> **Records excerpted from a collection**
* Begin *

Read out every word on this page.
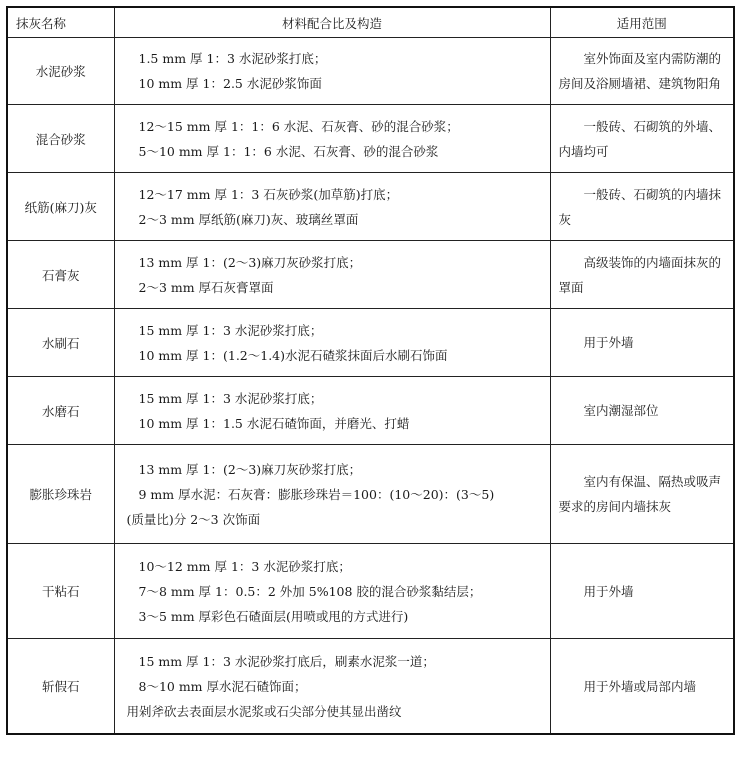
抹灰名称	材料配合比及构造	适用范围
水泥砂浆	1.5 mm 厚 1：3 水泥砂浆打底；
10 mm 厚 1：2.5 水泥砂浆饰面	室外饰面及室内需防潮的房间及浴厕墙裙、建筑物阳角

混合砂浆	12～15 mm 厚 1：1：6 水泥、石灰膏、砂的混合砂浆；
5～10 mm 厚 1：1：6 水泥、石灰膏、砂的混合砂浆	一般砖、石砌筑的外墙、内墙均可

纸筋(麻刀)灰	12～17 mm 厚 1：3 石灰砂浆(加草筋)打底；
2～3 mm 厚纸筋(麻刀)灰、玻璃丝罩面	一般砖、石砌筑的内墙抹灰

石膏灰	13 mm 厚 1：(2～3)麻刀灰砂浆打底；
2～3 mm 厚石灰膏罩面	高级装饰的内墙面抹灰的罩面

水刷石	15 mm 厚 1：3 水泥砂浆打底；
10 mm 厚 1：(1.2～1.4)水泥石碴浆抹面后水刷石饰面	用于外墙

水磨石	15 mm 厚 1：3 水泥砂浆打底；
10 mm 厚 1：1.5 水泥石碴饰面，并磨光、打蜡	室内潮湿部位

膨胀珍珠岩	13 mm 厚 1：(2～3)麻刀灰砂浆打底；
9 mm 厚水泥：石灰膏：膨胀珍珠岩＝100：(10～20)：(3～5)
(质量比)分 2～3 次饰面	室内有保温、隔热或吸声要求的房间内墙抹灰

干粘石	10～12 mm 厚 1：3 水泥砂浆打底；
7～8 mm 厚 1：0.5：2 外加 5%108 胶的混合砂浆黏结层；
3～5 mm 厚彩色石碴面层(用喷或甩的方式进行)	用于外墙

斩假石	15 mm 厚 1：3 水泥砂浆打底后，刷素水泥浆一道；
8～10 mm 厚水泥石碴饰面；
用剁斧砍去表面层水泥浆或石尖部分使其显出凿纹	用于外墙或局部内墙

* End *

> **Problem**
Each record above should come back exactly the same, only without its pictures.

> **Response to this exercise**
Read out every word on this page.
抹灰名称	材料配合比及构造	适用范围
水泥砂浆	1.5 mm 厚 1：3 水泥砂浆打底；
10 mm 厚 1：2.5 水泥砂浆饰面	室外饰面及室内需防潮的房间及浴厕墙裙、建筑物阳角

混合砂浆	12～15 mm 厚 1：1：6 水泥、石灰膏、砂的混合砂浆；
5～10 mm 厚 1：1：6 水泥、石灰膏、砂的混合砂浆	一般砖、石砌筑的外墙、内墙均可

纸筋(麻刀)灰	12～17 mm 厚 1：3 石灰砂浆(加草筋)打底；
2～3 mm 厚纸筋(麻刀)灰、玻璃丝罩面	一般砖、石砌筑的内墙抹灰

石膏灰	13 mm 厚 1：(2～3)麻刀灰砂浆打底；
2～3 mm 厚石灰膏罩面	高级装饰的内墙面抹灰的罩面

水刷石	15 mm 厚 1：3 水泥砂浆打底；
10 mm 厚 1：(1.2～1.4)水泥石碴浆抹面后水刷石饰面	用于外墙

水磨石	15 mm 厚 1：3 水泥砂浆打底；
10 mm 厚 1：1.5 水泥石碴饰面，并磨光、打蜡	室内潮湿部位

膨胀珍珠岩	13 mm 厚 1：(2～3)麻刀灰砂浆打底；
9 mm 厚水泥：石灰膏：膨胀珍珠岩＝100：(10～20)：(3～5)
(质量比)分 2～3 次饰面	室内有保温、隔热或吸声要求的房间内墙抹灰

干粘石	10～12 mm 厚 1：3 水泥砂浆打底；
7～8 mm 厚 1：0.5：2 外加 5%108 胶的混合砂浆黏结层；
3～5 mm 厚彩色石碴面层(用喷或甩的方式进行)	用于外墙

斩假石	15 mm 厚 1：3 水泥砂浆打底后，刷素水泥浆一道；
8～10 mm 厚水泥石碴饰面；
用剁斧砍去表面层水泥浆或石尖部分使其显出凿纹	用于外墙或局部内墙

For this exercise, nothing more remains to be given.